- _Selected text_
==============================
Betano is his model for what international brands can achieve: “They basically became a Brazilian brand. They hired local talent, they spent to understand the market, they found the right path.” Bet365’s trajectory is the counter-example. Once dominant in Brazil, now declining — not because it is weak globally, but because it did not adapt locally. Same assessment for Sportsbet.io.
Global scale does not translate automatically into local relevance. Rosada calls full product localization “tropicalization” — a term the industry resists, and one he uses anyway. “The product is never ready. Especially in Brazil.”
The brands that will build durable positions in 2026 are not the ones spending the most. They are the ones building community — what Rosada, citing Patrick Hanlon’s Primal Branding, calls a “movement”: a brand with a creation story, rituals, icons, and believers. “Companies that build a community around them are the ones that will succeed. For sure.”
The seasonality the data confirms
On Blask’s seasonality panel — drawing on data from 2016 — the pattern is consistent: December ranks first, October second, November third. February is last, by a significant margin.
The logic is structural. October carries Libertadores semifinals, decisive Brasileirão rounds, and FIFA international windows stacked on a public holiday. February is shorter, Série A hasn’t started, and Carnival shifts attention away from regular sports content entirely.
==============================
- _To do_
Return the stretch of the passage on betting brands in Brazil from "The logic is" through "sports content entirely.", word for word.
==============================
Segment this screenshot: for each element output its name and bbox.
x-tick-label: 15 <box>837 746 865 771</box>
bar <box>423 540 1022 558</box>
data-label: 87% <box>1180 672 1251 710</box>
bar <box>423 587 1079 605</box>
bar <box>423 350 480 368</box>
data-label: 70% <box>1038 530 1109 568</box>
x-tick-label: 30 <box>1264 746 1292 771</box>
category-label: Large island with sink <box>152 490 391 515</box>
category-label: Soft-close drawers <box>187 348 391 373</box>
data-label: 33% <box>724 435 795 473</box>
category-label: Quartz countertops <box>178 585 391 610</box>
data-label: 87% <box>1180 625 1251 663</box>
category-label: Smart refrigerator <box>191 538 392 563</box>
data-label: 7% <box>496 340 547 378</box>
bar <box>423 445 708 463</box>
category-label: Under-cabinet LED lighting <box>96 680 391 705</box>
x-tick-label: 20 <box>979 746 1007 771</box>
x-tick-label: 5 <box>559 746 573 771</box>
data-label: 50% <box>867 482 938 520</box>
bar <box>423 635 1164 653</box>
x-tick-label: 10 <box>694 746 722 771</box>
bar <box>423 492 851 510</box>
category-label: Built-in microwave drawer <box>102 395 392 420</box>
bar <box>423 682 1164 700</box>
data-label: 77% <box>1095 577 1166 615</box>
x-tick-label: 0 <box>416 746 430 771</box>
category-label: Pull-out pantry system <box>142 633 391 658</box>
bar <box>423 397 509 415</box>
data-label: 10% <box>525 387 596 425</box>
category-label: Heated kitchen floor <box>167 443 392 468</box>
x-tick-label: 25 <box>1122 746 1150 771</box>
==============================
- _Task output_
The logic is structural. October carries Libertadores semifinals, decisive Brasileirão rounds, and FIFA international windows stacked on a public holiday. February is shorter, Série A hasn’t started, and Carnival shifts attention away from regular sports content entirely.